__Goal__
Copy out every line exactly, passing over the pictures.
▬▬▬▬▬▬
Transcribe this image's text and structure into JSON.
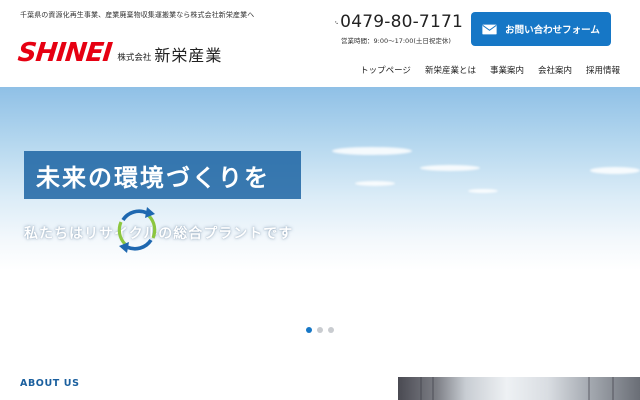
{
  "header": {
    "tagline": "千葉県の資源化再生事業、産業廃棄物収集運搬業なら株式会社新栄産業へ",
    "logo": {
      "mark": "SHINEI",
      "kabushiki": "株式会社",
      "name": "新栄産業"
    },
    "phone": {
      "number": "0479-80-7171",
      "hours": "営業時間：9:00〜17:00(土日祝定休)"
    },
    "contact_button": "お問い合わせフォーム",
    "nav": [
      "トップページ",
      "新栄産業とは",
      "事業案内",
      "会社案内",
      "採用情報"
    ]
  },
  "hero": {
    "title": "未来の環境づくりを",
    "subtitle": "私たちはリサイクルの総合プラントです",
    "slides": {
      "count": 3,
      "active_index": 0
    }
  },
  "about": {
    "heading": "ABOUT US"
  },
  "colors": {
    "brand_red": "#e60012",
    "accent_blue": "#1677c6",
    "heading_blue": "#1a5f9e"
  },
  "icons": {
    "phone": "phone-icon",
    "mail": "mail-icon",
    "recycle": "recycle-arrows-icon"
  }
}
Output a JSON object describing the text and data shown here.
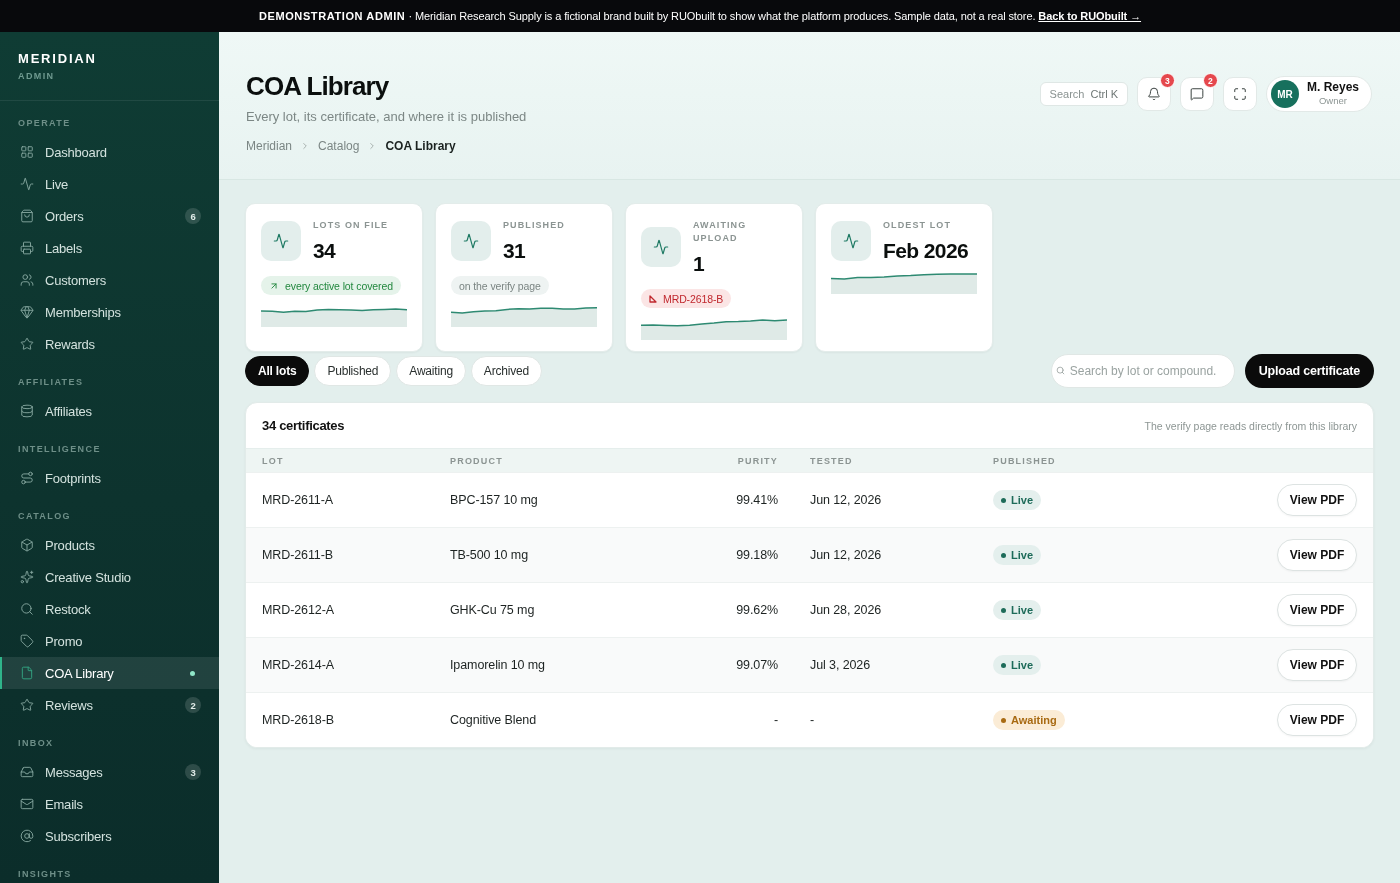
{
  "banner": {
    "label": "DEMONSTRATION ADMIN",
    "separator": "·",
    "message": "Meridian Research Supply is a fictional brand built by RUObuilt to show what the platform produces. Sample data, not a real store.",
    "link": "Back to RUObuilt →"
  },
  "sidebar": {
    "brand": "MERIDIAN",
    "subtitle": "ADMIN",
    "sections": [
      {
        "title": "OPERATE",
        "items": [
          {
            "label": "Dashboard",
            "selected": false
          },
          {
            "label": "Live",
            "selected": false
          },
          {
            "label": "Orders",
            "badge": "6",
            "selected": false
          },
          {
            "label": "Labels",
            "selected": false
          },
          {
            "label": "Customers",
            "selected": false
          },
          {
            "label": "Memberships",
            "selected": false
          },
          {
            "label": "Rewards",
            "selected": false
          }
        ]
      },
      {
        "title": "AFFILIATES",
        "items": [
          {
            "label": "Affiliates",
            "selected": false
          }
        ]
      },
      {
        "title": "INTELLIGENCE",
        "items": [
          {
            "label": "Footprints",
            "selected": false
          }
        ]
      },
      {
        "title": "CATALOG",
        "items": [
          {
            "label": "Products",
            "selected": false
          },
          {
            "label": "Creative Studio",
            "selected": false
          },
          {
            "label": "Restock",
            "selected": false
          },
          {
            "label": "Promo",
            "selected": false
          },
          {
            "label": "COA Library",
            "selected": true
          },
          {
            "label": "Reviews",
            "badge": "2",
            "selected": false
          }
        ]
      },
      {
        "title": "INBOX",
        "items": [
          {
            "label": "Messages",
            "badge": "3",
            "selected": false
          },
          {
            "label": "Emails",
            "selected": false
          },
          {
            "label": "Subscribers",
            "selected": false
          }
        ]
      },
      {
        "title": "INSIGHTS"
      }
    ]
  },
  "header": {
    "title": "COA Library",
    "subtitle": "Every lot, its certificate, and where it is published",
    "breadcrumb": [
      "Meridian",
      "Catalog",
      "COA Library"
    ]
  },
  "toolbar": {
    "search": {
      "label": "Search",
      "shortcut": "Ctrl K"
    },
    "notifications": "3",
    "messages": "2",
    "user": {
      "initials": "MR",
      "name": "M. Reyes",
      "role": "Owner"
    }
  },
  "stats": [
    {
      "label": "LOTS ON FILE",
      "value": "34",
      "note": {
        "kind": "positive",
        "text": "every active lot covered"
      }
    },
    {
      "label": "PUBLISHED",
      "value": "31",
      "note": {
        "kind": "neutral",
        "text": "on the verify page"
      }
    },
    {
      "label": "AWAITING UPLOAD",
      "value": "1",
      "note": {
        "kind": "negative",
        "text": "MRD-2618-B"
      }
    },
    {
      "label": "OLDEST LOT",
      "value": "Feb 2026"
    }
  ],
  "filters": [
    {
      "label": "All lots",
      "selected": true
    },
    {
      "label": "Published",
      "selected": false
    },
    {
      "label": "Awaiting",
      "selected": false
    },
    {
      "label": "Archived",
      "selected": false
    }
  ],
  "search": {
    "placeholder": "Search by lot or compound."
  },
  "upload_button": "Upload certificate",
  "table": {
    "title": "34 certificates",
    "note": "The verify page reads directly from this library",
    "columns": [
      "LOT",
      "PRODUCT",
      "PURITY",
      "TESTED",
      "PUBLISHED"
    ],
    "rows": [
      {
        "lot": "MRD-2611-A",
        "product": "BPC-157 10 mg",
        "purity": "99.41%",
        "tested": "Jun 12, 2026",
        "status": {
          "kind": "live",
          "label": "Live"
        },
        "action": "View PDF"
      },
      {
        "lot": "MRD-2611-B",
        "product": "TB-500 10 mg",
        "purity": "99.18%",
        "tested": "Jun 12, 2026",
        "status": {
          "kind": "live",
          "label": "Live"
        },
        "action": "View PDF"
      },
      {
        "lot": "MRD-2612-A",
        "product": "GHK-Cu 75 mg",
        "purity": "99.62%",
        "tested": "Jun 28, 2026",
        "status": {
          "kind": "live",
          "label": "Live"
        },
        "action": "View PDF"
      },
      {
        "lot": "MRD-2614-A",
        "product": "Ipamorelin 10 mg",
        "purity": "99.07%",
        "tested": "Jul 3, 2026",
        "status": {
          "kind": "live",
          "label": "Live"
        },
        "action": "View PDF"
      },
      {
        "lot": "MRD-2618-B",
        "product": "Cognitive Blend",
        "purity": "-",
        "tested": "-",
        "status": {
          "kind": "awaiting",
          "label": "Awaiting"
        },
        "action": "View PDF"
      }
    ]
  }
}
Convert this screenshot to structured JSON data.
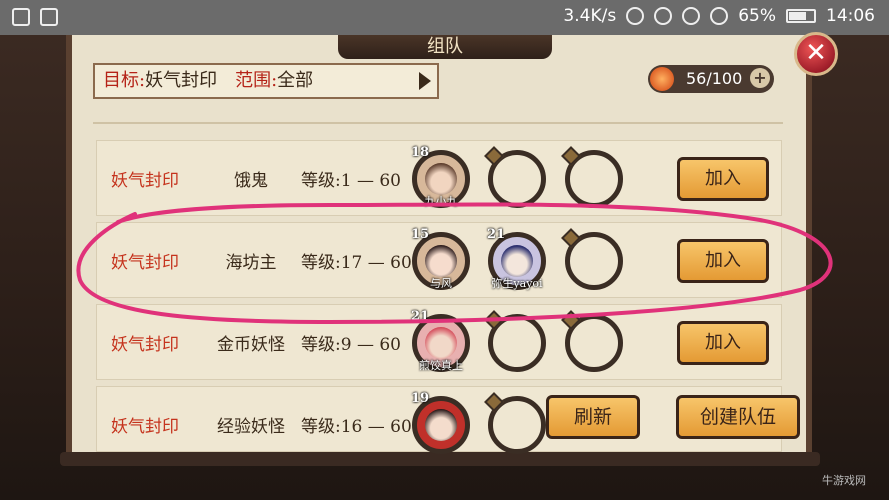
{
  "status_bar": {
    "speed": "3.4K/s",
    "battery": "65%",
    "time": "14:06"
  },
  "window": {
    "title": "组队",
    "close_label": "✕"
  },
  "filter": {
    "target_key": "目标:",
    "target_value": "妖气封印",
    "range_key": "范围:",
    "range_value": "全部"
  },
  "stamina": {
    "value": "56/100",
    "plus": "+"
  },
  "rows": [
    {
      "type": "妖气封印",
      "target": "饿鬼",
      "level": "等级:1 — 60",
      "members": [
        {
          "lv": "18",
          "name": "九小九"
        }
      ],
      "join_label": "加入"
    },
    {
      "type": "妖气封印",
      "target": "海坊主",
      "level": "等级:17 — 60",
      "members": [
        {
          "lv": "15",
          "name": "与风"
        },
        {
          "lv": "21",
          "name": "弥生yayoi"
        }
      ],
      "join_label": "加入"
    },
    {
      "type": "妖气封印",
      "target": "金币妖怪",
      "level": "等级:9 — 60",
      "members": [
        {
          "lv": "21",
          "name": "煎饺真上"
        }
      ],
      "join_label": "加入"
    },
    {
      "type": "妖气封印",
      "target": "经验妖怪",
      "level": "等级:16 — 60",
      "members": [
        {
          "lv": "19",
          "name": ""
        }
      ]
    }
  ],
  "buttons": {
    "refresh": "刷新",
    "create_team": "创建队伍"
  },
  "colors": {
    "accent_red": "#c5331d",
    "button_orange": "#f0b04e",
    "annotation_pink": "#e0327a"
  },
  "watermark": "牛游戏网"
}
▬▬▬▬▬▬
__Exercise output__
Transcribe this image's text and structure into JSON.
{
  "header": {
    "tagline": "千葉県の資源化再生事業、産業廃棄物収集運搬業なら株式会社新栄産業へ",
    "logo": {
      "mark": "SHINEI",
      "kabushiki": "株式会社",
      "name": "新栄産業"
    },
    "phone": {
      "number": "0479-80-7171",
      "hours": "営業時間：9:00〜17:00(土日祝定休)"
    },
    "contact_button": "お問い合わせフォーム",
    "nav": [
      "トップページ",
      "新栄産業とは",
      "事業案内",
      "会社案内",
      "採用情報"
    ]
  },
  "hero": {
    "title": "未来の環境づくりを",
    "subtitle": "私たちはリサイクルの総合プラントです",
    "slides": {
      "count": 3,
      "active_index": 0
    }
  },
  "about": {
    "heading": "ABOUT US"
  },
  "colors": {
    "brand_red": "#e60012",
    "accent_blue": "#1677c6",
    "heading_blue": "#1a5f9e"
  },
  "icons": {
    "phone": "phone-icon",
    "mail": "mail-icon",
    "recycle": "recycle-arrows-icon"
  }
}
Output a JSON object describing the text and data shown here.
{
  "banner": {
    "label": "DEMONSTRATION ADMIN",
    "separator": "·",
    "message": "Meridian Research Supply is a fictional brand built by RUObuilt to show what the platform produces. Sample data, not a real store.",
    "link": "Back to RUObuilt →"
  },
  "sidebar": {
    "brand": "MERIDIAN",
    "subtitle": "ADMIN",
    "sections": [
      {
        "title": "OPERATE",
        "items": [
          {
            "label": "Dashboard",
            "selected": false
          },
          {
            "label": "Live",
            "selected": false
          },
          {
            "label": "Orders",
            "badge": "6",
            "selected": false
          },
          {
            "label": "Labels",
            "selected": false
          },
          {
            "label": "Customers",
            "selected": false
          },
          {
            "label": "Memberships",
            "selected": false
          },
          {
            "label": "Rewards",
            "selected": false
          }
        ]
      },
      {
        "title": "AFFILIATES",
        "items": [
          {
            "label": "Affiliates",
            "selected": false
          }
        ]
      },
      {
        "title": "INTELLIGENCE",
        "items": [
          {
            "label": "Footprints",
            "selected": false
          }
        ]
      },
      {
        "title": "CATALOG",
        "items": [
          {
            "label": "Products",
            "selected": false
          },
          {
            "label": "Creative Studio",
            "selected": false
          },
          {
            "label": "Restock",
            "selected": false
          },
          {
            "label": "Promo",
            "selected": false
          },
          {
            "label": "COA Library",
            "selected": true
          },
          {
            "label": "Reviews",
            "badge": "2",
            "selected": false
          }
        ]
      },
      {
        "title": "INBOX",
        "items": [
          {
            "label": "Messages",
            "badge": "3",
            "selected": false
          },
          {
            "label": "Emails",
            "selected": false
          },
          {
            "label": "Subscribers",
            "selected": false
          }
        ]
      },
      {
        "title": "INSIGHTS"
      }
    ]
  },
  "header": {
    "title": "COA Library",
    "subtitle": "Every lot, its certificate, and where it is published",
    "breadcrumb": [
      "Meridian",
      "Catalog",
      "COA Library"
    ]
  },
  "toolbar": {
    "search": {
      "label": "Search",
      "shortcut": "Ctrl K"
    },
    "notifications": "3",
    "messages": "2",
    "user": {
      "initials": "MR",
      "name": "M. Reyes",
      "role": "Owner"
    }
  },
  "stats": [
    {
      "label": "LOTS ON FILE",
      "value": "34",
      "note": {
        "kind": "positive",
        "text": "every active lot covered"
      }
    },
    {
      "label": "PUBLISHED",
      "value": "31",
      "note": {
        "kind": "neutral",
        "text": "on the verify page"
      }
    },
    {
      "label": "AWAITING UPLOAD",
      "value": "1",
      "note": {
        "kind": "negative",
        "text": "MRD-2618-B"
      }
    },
    {
      "label": "OLDEST LOT",
      "value": "Feb 2026"
    }
  ],
  "filters": [
    {
      "label": "All lots",
      "selected": true
    },
    {
      "label": "Published",
      "selected": false
    },
    {
      "label": "Awaiting",
      "selected": false
    },
    {
      "label": "Archived",
      "selected": false
    }
  ],
  "search": {
    "placeholder": "Search by lot or compound."
  },
  "upload_button": "Upload certificate",
  "table": {
    "title": "34 certificates",
    "note": "The verify page reads directly from this library",
    "columns": [
      "LOT",
      "PRODUCT",
      "PURITY",
      "TESTED",
      "PUBLISHED"
    ],
    "rows": [
      {
        "lot": "MRD-2611-A",
        "product": "BPC-157 10 mg",
        "purity": "99.41%",
        "tested": "Jun 12, 2026",
        "status": {
          "kind": "live",
          "label": "Live"
        },
        "action": "View PDF"
      },
      {
        "lot": "MRD-2611-B",
        "product": "TB-500 10 mg",
        "purity": "99.18%",
        "tested": "Jun 12, 2026",
        "status": {
          "kind": "live",
          "label": "Live"
        },
        "action": "View PDF"
      },
      {
        "lot": "MRD-2612-A",
        "product": "GHK-Cu 75 mg",
        "purity": "99.62%",
        "tested": "Jun 28, 2026",
        "status": {
          "kind": "live",
          "label": "Live"
        },
        "action": "View PDF"
      },
      {
        "lot": "MRD-2614-A",
        "product": "Ipamorelin 10 mg",
        "purity": "99.07%",
        "tested": "Jul 3, 2026",
        "status": {
          "kind": "live",
          "label": "Live"
        },
        "action": "View PDF"
      },
      {
        "lot": "MRD-2618-B",
        "product": "Cognitive Blend",
        "purity": "-",
        "tested": "-",
        "status": {
          "kind": "awaiting",
          "label": "Awaiting"
        },
        "action": "View PDF"
      }
    ]
  }
}
Convert this screenshot to structured JSON data.
{
  "status_bar": {
    "speed": "3.4K/s",
    "battery": "65%",
    "time": "14:06"
  },
  "window": {
    "title": "组队",
    "close_label": "✕"
  },
  "filter": {
    "target_key": "目标:",
    "target_value": "妖气封印",
    "range_key": "范围:",
    "range_value": "全部"
  },
  "stamina": {
    "value": "56/100",
    "plus": "+"
  },
  "rows": [
    {
      "type": "妖气封印",
      "target": "饿鬼",
      "level": "等级:1 — 60",
      "members": [
        {
          "lv": "18",
          "name": "九小九"
        }
      ],
      "join_label": "加入"
    },
    {
      "type": "妖气封印",
      "target": "海坊主",
      "level": "等级:17 — 60",
      "members": [
        {
          "lv": "15",
          "name": "与风"
        },
        {
          "lv": "21",
          "name": "弥生yayoi"
        }
      ],
      "join_label": "加入"
    },
    {
      "type": "妖气封印",
      "target": "金币妖怪",
      "level": "等级:9 — 60",
      "members": [
        {
          "lv": "21",
          "name": "煎饺真上"
        }
      ],
      "join_label": "加入"
    },
    {
      "type": "妖气封印",
      "target": "经验妖怪",
      "level": "等级:16 — 60",
      "members": [
        {
          "lv": "19",
          "name": ""
        }
      ]
    }
  ],
  "buttons": {
    "refresh": "刷新",
    "create_team": "创建队伍"
  },
  "colors": {
    "accent_red": "#c5331d",
    "button_orange": "#f0b04e",
    "annotation_pink": "#e0327a"
  },
  "watermark": "牛游戏网"
}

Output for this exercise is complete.